WHAT IS EXPECTED ::
Copy each line below that includes "milligrams".

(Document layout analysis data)
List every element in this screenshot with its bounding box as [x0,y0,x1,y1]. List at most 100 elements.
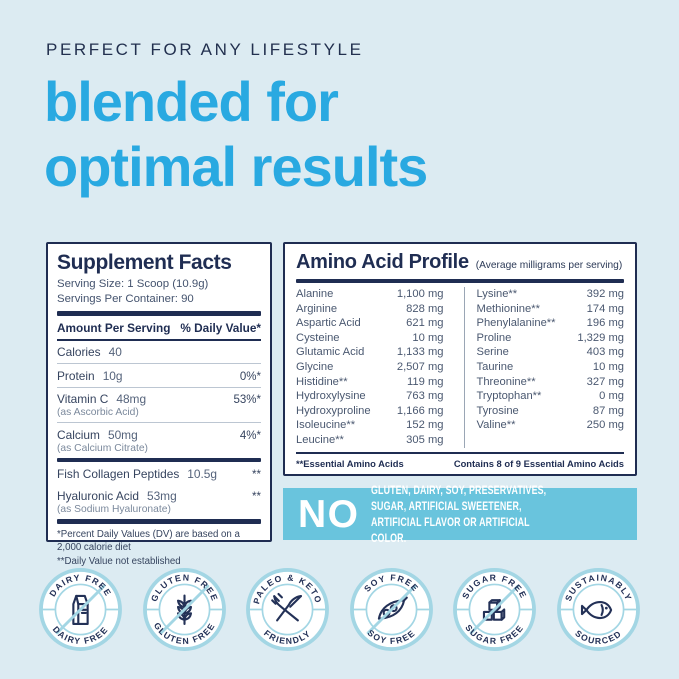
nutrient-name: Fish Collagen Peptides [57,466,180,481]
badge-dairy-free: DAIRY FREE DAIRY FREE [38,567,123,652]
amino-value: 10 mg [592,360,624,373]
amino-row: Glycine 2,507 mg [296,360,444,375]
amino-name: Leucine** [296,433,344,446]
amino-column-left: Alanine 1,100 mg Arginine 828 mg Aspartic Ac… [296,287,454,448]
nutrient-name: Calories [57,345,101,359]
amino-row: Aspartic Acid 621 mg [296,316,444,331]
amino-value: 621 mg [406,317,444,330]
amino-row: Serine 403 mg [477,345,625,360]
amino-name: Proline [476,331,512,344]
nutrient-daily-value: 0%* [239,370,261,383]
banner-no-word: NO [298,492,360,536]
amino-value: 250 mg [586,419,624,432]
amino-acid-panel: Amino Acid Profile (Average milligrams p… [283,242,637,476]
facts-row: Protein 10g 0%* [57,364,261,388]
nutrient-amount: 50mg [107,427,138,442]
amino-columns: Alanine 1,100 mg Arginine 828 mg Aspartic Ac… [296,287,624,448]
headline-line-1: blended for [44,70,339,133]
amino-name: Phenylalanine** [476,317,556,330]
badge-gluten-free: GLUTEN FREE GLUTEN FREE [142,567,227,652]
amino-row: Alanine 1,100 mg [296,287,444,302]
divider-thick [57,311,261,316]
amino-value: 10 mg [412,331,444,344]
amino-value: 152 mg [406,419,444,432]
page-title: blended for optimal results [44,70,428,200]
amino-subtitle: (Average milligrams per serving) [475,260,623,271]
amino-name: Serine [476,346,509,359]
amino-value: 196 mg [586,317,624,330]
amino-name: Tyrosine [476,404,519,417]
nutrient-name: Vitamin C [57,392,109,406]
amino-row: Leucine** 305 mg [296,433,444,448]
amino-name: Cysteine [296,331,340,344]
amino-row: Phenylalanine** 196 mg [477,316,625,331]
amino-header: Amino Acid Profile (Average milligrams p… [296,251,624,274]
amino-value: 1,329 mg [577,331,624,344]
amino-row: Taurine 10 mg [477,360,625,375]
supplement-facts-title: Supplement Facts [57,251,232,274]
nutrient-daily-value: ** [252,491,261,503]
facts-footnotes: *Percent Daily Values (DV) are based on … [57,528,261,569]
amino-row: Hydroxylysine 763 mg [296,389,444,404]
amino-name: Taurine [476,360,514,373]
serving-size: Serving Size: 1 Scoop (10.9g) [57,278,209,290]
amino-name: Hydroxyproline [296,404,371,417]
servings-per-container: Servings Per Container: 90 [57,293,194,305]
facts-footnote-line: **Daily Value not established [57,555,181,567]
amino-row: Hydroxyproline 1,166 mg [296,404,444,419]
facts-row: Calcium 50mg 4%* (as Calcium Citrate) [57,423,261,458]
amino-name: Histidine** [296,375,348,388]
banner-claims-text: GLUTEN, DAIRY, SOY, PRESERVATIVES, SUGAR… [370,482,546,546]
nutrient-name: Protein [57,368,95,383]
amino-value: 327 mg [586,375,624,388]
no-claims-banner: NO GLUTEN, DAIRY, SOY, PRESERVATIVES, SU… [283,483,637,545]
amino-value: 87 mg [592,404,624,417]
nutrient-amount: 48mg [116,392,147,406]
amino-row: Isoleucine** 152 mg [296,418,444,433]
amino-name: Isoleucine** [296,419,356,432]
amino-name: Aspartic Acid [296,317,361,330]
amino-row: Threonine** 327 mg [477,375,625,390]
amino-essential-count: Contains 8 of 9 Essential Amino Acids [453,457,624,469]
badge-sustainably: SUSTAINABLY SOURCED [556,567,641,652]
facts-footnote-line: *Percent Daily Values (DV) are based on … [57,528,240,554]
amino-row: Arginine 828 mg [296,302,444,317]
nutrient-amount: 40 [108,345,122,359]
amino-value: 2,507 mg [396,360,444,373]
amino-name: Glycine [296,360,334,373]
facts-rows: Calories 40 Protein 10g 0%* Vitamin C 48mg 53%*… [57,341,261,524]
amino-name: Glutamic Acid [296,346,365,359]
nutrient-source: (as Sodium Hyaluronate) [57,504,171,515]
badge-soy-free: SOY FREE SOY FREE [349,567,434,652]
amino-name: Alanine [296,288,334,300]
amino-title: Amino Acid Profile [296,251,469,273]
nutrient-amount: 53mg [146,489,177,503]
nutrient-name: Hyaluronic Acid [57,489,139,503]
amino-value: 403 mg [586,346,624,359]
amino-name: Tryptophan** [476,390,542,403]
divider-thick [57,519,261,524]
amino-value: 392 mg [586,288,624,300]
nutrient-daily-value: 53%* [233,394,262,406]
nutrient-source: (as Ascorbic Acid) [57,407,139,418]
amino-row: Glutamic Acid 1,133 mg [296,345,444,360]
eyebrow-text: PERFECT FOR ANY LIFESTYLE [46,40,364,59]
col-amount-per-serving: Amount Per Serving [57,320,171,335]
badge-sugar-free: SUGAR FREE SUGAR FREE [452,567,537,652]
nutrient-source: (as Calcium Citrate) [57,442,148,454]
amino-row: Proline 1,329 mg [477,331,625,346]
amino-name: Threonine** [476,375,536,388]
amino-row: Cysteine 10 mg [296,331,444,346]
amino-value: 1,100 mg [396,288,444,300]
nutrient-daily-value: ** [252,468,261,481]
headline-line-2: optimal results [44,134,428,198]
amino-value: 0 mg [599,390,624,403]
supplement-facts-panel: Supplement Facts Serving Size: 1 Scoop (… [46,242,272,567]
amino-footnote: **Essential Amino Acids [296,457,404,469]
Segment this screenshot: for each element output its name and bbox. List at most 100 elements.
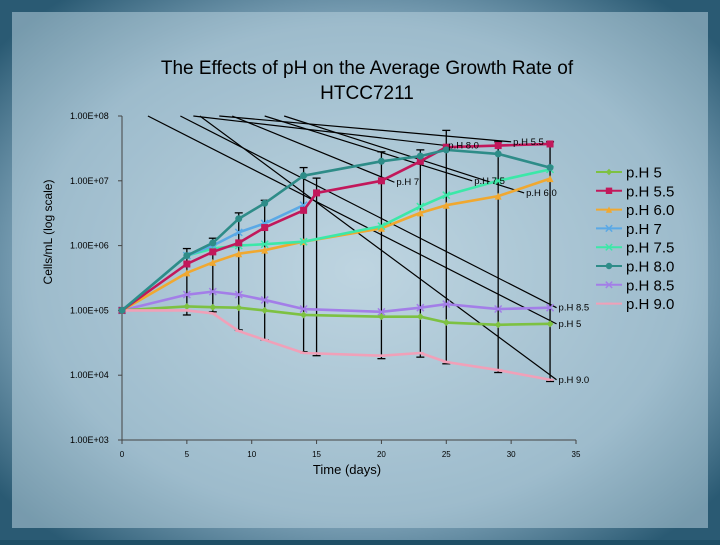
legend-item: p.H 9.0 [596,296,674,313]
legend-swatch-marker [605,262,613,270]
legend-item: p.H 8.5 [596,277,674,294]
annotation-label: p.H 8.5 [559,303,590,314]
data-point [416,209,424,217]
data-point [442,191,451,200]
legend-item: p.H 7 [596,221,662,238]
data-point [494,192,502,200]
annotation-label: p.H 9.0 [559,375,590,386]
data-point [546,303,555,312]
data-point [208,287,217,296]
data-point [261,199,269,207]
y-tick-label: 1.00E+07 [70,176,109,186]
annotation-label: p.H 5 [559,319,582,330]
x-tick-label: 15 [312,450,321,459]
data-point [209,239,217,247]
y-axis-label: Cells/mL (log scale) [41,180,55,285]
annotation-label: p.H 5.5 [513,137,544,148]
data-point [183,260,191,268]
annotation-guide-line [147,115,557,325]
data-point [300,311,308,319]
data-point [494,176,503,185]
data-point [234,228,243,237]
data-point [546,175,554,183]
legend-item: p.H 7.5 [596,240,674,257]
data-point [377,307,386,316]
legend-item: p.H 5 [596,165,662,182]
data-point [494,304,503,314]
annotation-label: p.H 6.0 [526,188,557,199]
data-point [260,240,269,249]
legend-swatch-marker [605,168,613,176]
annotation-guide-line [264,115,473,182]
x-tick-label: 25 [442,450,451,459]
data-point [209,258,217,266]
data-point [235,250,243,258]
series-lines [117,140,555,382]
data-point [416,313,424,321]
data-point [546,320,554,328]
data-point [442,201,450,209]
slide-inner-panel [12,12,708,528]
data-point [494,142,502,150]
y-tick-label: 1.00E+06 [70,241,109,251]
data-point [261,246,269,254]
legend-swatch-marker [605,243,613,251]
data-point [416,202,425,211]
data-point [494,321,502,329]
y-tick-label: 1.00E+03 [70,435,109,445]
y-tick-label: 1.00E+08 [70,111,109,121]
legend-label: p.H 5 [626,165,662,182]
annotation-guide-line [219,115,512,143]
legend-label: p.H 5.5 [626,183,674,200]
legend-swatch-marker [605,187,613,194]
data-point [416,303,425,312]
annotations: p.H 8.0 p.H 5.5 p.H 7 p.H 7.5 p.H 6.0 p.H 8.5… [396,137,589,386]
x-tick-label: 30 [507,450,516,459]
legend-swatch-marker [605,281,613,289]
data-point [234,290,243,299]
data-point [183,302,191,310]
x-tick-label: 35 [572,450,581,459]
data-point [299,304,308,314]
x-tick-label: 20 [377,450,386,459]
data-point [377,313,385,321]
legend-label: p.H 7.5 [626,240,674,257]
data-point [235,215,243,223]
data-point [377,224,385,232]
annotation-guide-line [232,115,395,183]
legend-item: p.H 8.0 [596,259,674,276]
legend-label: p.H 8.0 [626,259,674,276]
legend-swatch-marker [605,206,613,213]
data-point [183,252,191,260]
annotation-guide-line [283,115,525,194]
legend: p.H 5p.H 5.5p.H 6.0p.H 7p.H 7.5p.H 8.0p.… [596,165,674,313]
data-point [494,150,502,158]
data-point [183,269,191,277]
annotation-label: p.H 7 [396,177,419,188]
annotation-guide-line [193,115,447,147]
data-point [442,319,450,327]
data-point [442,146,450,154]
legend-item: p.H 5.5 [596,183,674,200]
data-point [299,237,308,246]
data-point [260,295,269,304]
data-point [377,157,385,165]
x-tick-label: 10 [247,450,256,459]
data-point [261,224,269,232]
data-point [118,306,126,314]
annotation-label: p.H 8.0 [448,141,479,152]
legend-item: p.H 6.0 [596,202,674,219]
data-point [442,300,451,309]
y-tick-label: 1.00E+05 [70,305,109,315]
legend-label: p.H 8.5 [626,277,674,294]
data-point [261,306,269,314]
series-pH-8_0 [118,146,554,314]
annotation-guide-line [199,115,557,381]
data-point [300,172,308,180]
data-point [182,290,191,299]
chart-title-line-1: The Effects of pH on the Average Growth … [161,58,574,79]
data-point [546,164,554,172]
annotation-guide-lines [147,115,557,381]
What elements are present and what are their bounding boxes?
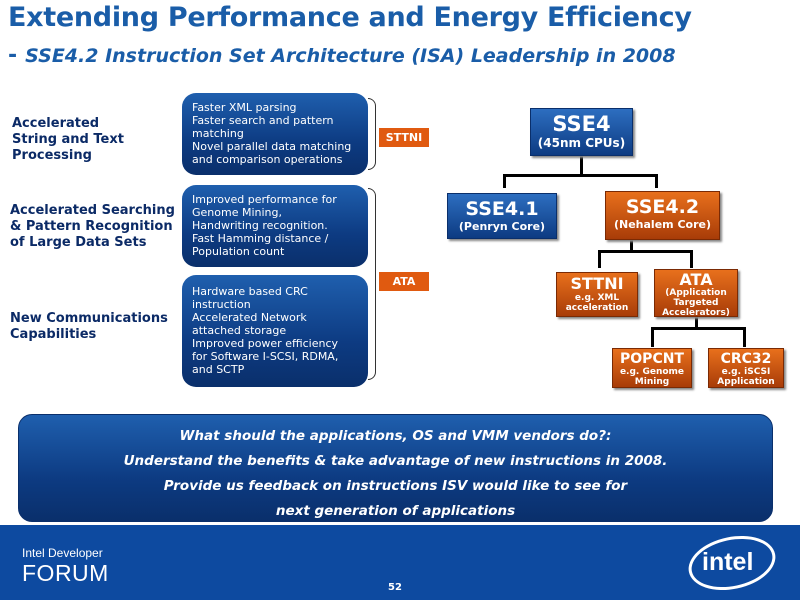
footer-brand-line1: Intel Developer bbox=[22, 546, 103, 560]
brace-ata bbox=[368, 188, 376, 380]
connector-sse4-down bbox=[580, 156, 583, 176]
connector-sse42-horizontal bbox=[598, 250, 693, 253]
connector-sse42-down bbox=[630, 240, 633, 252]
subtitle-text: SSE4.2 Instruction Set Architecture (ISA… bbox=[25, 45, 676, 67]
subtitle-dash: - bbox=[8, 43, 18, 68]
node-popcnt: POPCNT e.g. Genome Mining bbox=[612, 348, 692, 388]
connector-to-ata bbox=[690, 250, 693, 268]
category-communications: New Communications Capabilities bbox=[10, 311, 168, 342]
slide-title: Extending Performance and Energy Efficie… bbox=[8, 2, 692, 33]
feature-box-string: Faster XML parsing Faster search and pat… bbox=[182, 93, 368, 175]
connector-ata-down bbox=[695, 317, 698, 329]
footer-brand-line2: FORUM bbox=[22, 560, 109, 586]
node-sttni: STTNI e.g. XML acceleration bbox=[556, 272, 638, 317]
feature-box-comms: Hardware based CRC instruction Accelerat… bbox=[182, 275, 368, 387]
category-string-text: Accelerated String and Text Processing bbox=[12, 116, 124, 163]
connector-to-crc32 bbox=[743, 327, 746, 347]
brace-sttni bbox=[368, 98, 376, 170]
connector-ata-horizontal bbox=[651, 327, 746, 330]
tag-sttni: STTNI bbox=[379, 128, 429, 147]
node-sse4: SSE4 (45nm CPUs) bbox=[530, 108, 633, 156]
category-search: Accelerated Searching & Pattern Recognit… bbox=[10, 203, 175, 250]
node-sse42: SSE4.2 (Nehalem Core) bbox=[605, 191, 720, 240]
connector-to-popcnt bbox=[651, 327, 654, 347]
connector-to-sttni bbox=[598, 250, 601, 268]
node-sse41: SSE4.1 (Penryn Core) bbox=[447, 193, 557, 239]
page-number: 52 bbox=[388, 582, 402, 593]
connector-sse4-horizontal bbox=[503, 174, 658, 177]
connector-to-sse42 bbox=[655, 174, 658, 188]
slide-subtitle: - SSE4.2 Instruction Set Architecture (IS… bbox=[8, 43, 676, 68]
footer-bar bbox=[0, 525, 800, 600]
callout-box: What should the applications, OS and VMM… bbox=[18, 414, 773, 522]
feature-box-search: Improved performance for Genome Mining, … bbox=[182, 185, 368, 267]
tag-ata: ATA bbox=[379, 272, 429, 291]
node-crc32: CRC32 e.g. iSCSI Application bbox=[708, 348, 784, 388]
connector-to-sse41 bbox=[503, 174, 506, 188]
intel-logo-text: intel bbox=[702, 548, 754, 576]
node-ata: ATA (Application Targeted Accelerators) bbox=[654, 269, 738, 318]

RESPONSE TO THIS TASK ::
amino-acid-panel: Amino Acid Profile (Average milligrams p… [283,242,637,476]
amino-subtitle: (Average milligrams per serving) [475,260,623,271]
amino-header: Amino Acid Profile (Average milligrams p… [296,251,624,274]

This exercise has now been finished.